**Prompt**
Could you give the data below again, exactly and completely?

**Records provided**
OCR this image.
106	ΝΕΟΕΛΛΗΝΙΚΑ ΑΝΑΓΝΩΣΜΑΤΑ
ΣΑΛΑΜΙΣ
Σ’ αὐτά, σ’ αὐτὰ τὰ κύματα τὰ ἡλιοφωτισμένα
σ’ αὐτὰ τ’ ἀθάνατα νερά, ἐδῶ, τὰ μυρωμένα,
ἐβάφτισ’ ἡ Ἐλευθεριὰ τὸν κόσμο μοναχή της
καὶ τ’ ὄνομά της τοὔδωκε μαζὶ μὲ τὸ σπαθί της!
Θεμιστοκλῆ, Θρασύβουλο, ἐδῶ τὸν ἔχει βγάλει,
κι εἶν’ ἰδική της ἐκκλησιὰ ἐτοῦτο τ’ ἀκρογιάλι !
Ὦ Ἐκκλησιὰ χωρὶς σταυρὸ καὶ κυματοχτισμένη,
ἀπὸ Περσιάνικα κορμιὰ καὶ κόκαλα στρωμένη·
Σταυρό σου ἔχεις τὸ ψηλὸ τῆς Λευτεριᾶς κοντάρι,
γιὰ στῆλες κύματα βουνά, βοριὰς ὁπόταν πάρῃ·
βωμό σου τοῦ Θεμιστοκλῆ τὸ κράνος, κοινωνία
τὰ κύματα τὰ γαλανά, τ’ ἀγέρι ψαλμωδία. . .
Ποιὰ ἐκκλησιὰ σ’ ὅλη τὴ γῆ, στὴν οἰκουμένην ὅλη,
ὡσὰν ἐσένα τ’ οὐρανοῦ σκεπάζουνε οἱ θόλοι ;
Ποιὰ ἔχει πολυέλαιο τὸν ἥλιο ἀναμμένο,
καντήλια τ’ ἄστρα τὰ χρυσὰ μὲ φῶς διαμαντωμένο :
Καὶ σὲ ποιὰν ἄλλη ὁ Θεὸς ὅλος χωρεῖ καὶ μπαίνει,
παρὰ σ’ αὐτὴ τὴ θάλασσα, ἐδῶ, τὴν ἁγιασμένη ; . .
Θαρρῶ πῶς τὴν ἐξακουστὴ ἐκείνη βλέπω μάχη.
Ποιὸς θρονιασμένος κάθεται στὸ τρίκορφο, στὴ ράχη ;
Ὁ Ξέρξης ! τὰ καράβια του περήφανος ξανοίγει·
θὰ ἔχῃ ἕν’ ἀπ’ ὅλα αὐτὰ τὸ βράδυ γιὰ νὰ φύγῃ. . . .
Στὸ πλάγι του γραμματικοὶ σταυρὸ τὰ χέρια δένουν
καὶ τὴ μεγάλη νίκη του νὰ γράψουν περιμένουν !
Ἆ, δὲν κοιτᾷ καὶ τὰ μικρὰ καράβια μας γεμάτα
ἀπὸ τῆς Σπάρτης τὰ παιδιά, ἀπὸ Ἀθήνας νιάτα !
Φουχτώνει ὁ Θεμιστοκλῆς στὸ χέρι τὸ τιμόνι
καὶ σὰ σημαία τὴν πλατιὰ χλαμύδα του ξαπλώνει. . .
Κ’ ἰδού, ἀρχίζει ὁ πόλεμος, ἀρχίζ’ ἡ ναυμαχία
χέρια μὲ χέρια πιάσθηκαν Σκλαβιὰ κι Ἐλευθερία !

**Full answer**
OCR this image.
106	ΝΕΟΕΛΛΗΝΙΚΑ ΑΝΑΓΝΩΣΜΑΤΑ
ΣΑΛΑΜΙΣ
Σ’ αὐτά, σ’ αὐτὰ τὰ κύματα τὰ ἡλιοφωτισμένα
σ’ αὐτὰ τ’ ἀθάνατα νερά, ἐδῶ, τὰ μυρωμένα,
ἐβάφτισ’ ἡ Ἐλευθεριὰ τὸν κόσμο μοναχή της
καὶ τ’ ὄνομά της τοὔδωκε μαζὶ μὲ τὸ σπαθί της!
Θεμιστοκλῆ, Θρασύβουλο, ἐδῶ τὸν ἔχει βγάλει,
κι εἶν’ ἰδική της ἐκκλησιὰ ἐτοῦτο τ’ ἀκρογιάλι !
Ὦ Ἐκκλησιὰ χωρὶς σταυρὸ καὶ κυματοχτισμένη,
ἀπὸ Περσιάνικα κορμιὰ καὶ κόκαλα στρωμένη·
Σταυρό σου ἔχεις τὸ ψηλὸ τῆς Λευτεριᾶς κοντάρι,
γιὰ στῆλες κύματα βουνά, βοριὰς ὁπόταν πάρῃ·
βωμό σου τοῦ Θεμιστοκλῆ τὸ κράνος, κοινωνία
τὰ κύματα τὰ γαλανά, τ’ ἀγέρι ψαλμωδία. . .
Ποιὰ ἐκκλησιὰ σ’ ὅλη τὴ γῆ, στὴν οἰκουμένην ὅλη,
ὡσὰν ἐσένα τ’ οὐρανοῦ σκεπάζουνε οἱ θόλοι ;
Ποιὰ ἔχει πολυέλαιο τὸν ἥλιο ἀναμμένο,
καντήλια τ’ ἄστρα τὰ χρυσὰ μὲ φῶς διαμαντωμένο :
Καὶ σὲ ποιὰν ἄλλη ὁ Θεὸς ὅλος χωρεῖ καὶ μπαίνει,
παρὰ σ’ αὐτὴ τὴ θάλασσα, ἐδῶ, τὴν ἁγιασμένη ; . .
Θαρρῶ πῶς τὴν ἐξακουστὴ ἐκείνη βλέπω μάχη.
Ποιὸς θρονιασμένος κάθεται στὸ τρίκορφο, στὴ ράχη ;
Ὁ Ξέρξης ! τὰ καράβια του περήφανος ξανοίγει·
θὰ ἔχῃ ἕν’ ἀπ’ ὅλα αὐτὰ τὸ βράδυ γιὰ νὰ φύγῃ. . . .
Στὸ πλάγι του γραμματικοὶ σταυρὸ τὰ χέρια δένουν
καὶ τὴ μεγάλη νίκη του νὰ γράψουν περιμένουν !
Ἆ, δὲν κοιτᾷ καὶ τὰ μικρὰ καράβια μας γεμάτα
ἀπὸ τῆς Σπάρτης τὰ παιδιά, ἀπὸ Ἀθήνας νιάτα !
Φουχτώνει ὁ Θεμιστοκλῆς στὸ χέρι τὸ τιμόνι
καὶ σὰ σημαία τὴν πλατιὰ χλαμύδα του ξαπλώνει. . .
Κ’ ἰδού, ἀρχίζει ὁ πόλεμος, ἀρχίζ’ ἡ ναυμαχία
χέρια μὲ χέρια πιάσθηκαν Σκλαβιὰ κι Ἐλευθερία !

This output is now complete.